* **Direction**
Below is some material; transcribe all of it exactly.

(Dataset rows about figures)
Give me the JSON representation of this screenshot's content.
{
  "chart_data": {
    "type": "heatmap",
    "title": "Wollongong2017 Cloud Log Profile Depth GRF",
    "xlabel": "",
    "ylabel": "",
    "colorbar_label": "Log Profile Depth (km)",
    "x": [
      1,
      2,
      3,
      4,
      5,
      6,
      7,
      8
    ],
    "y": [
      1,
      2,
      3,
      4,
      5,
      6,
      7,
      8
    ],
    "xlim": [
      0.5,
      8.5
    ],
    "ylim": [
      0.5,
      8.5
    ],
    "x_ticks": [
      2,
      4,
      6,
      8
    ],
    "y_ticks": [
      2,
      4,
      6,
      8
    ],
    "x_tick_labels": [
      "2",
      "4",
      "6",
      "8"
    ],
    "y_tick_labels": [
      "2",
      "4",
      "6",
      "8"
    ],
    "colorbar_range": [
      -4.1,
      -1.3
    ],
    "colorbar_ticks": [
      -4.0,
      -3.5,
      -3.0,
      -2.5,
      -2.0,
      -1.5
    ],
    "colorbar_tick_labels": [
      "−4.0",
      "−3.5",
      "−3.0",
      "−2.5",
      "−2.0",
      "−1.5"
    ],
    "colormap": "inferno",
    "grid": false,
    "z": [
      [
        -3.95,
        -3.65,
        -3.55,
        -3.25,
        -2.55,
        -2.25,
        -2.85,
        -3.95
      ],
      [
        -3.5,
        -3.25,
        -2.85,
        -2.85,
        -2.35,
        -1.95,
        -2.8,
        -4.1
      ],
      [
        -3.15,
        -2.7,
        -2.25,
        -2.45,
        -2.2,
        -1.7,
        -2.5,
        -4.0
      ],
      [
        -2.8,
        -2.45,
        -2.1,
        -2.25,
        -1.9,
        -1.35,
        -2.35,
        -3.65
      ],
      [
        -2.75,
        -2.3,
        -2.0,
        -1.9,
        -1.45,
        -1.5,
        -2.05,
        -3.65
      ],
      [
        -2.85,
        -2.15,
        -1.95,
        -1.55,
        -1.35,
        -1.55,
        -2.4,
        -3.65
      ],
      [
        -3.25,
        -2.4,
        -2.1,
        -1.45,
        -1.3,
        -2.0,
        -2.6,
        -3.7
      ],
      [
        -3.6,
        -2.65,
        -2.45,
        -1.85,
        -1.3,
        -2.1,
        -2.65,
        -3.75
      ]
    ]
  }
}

* **Task output**
Give me the JSON representation of this screenshot's content.
{
  "chart_data": {
    "type": "heatmap",
    "title": "Wollongong2017 Cloud Log Profile Depth GRF",
    "xlabel": "",
    "ylabel": "",
    "colorbar_label": "Log Profile Depth (km)",
    "x": [
      1,
      2,
      3,
      4,
      5,
      6,
      7,
      8
    ],
    "y": [
      1,
      2,
      3,
      4,
      5,
      6,
      7,
      8
    ],
    "xlim": [
      0.5,
      8.5
    ],
    "ylim": [
      0.5,
      8.5
    ],
    "x_ticks": [
      2,
      4,
      6,
      8
    ],
    "y_ticks": [
      2,
      4,
      6,
      8
    ],
    "x_tick_labels": [
      "2",
      "4",
      "6",
      "8"
    ],
    "y_tick_labels": [
      "2",
      "4",
      "6",
      "8"
    ],
    "colorbar_range": [
      -4.1,
      -1.3
    ],
    "colorbar_ticks": [
      -4.0,
      -3.5,
      -3.0,
      -2.5,
      -2.0,
      -1.5
    ],
    "colorbar_tick_labels": [
      "−4.0",
      "−3.5",
      "−3.0",
      "−2.5",
      "−2.0",
      "−1.5"
    ],
    "colormap": "inferno",
    "grid": false,
    "z": [
      [
        -3.95,
        -3.65,
        -3.55,
        -3.25,
        -2.55,
        -2.25,
        -2.85,
        -3.95
      ],
      [
        -3.5,
        -3.25,
        -2.85,
        -2.85,
        -2.35,
        -1.95,
        -2.8,
        -4.1
      ],
      [
        -3.15,
        -2.7,
        -2.25,
        -2.45,
        -2.2,
        -1.7,
        -2.5,
        -4.0
      ],
      [
        -2.8,
        -2.45,
        -2.1,
        -2.25,
        -1.9,
        -1.35,
        -2.35,
        -3.65
      ],
      [
        -2.75,
        -2.3,
        -2.0,
        -1.9,
        -1.45,
        -1.5,
        -2.05,
        -3.65
      ],
      [
        -2.85,
        -2.15,
        -1.95,
        -1.55,
        -1.35,
        -1.55,
        -2.4,
        -3.65
      ],
      [
        -3.25,
        -2.4,
        -2.1,
        -1.45,
        -1.3,
        -2.0,
        -2.6,
        -3.7
      ],
      [
        -3.6,
        -2.65,
        -2.45,
        -1.85,
        -1.3,
        -2.1,
        -2.65,
        -3.75
      ]
    ]
  }
}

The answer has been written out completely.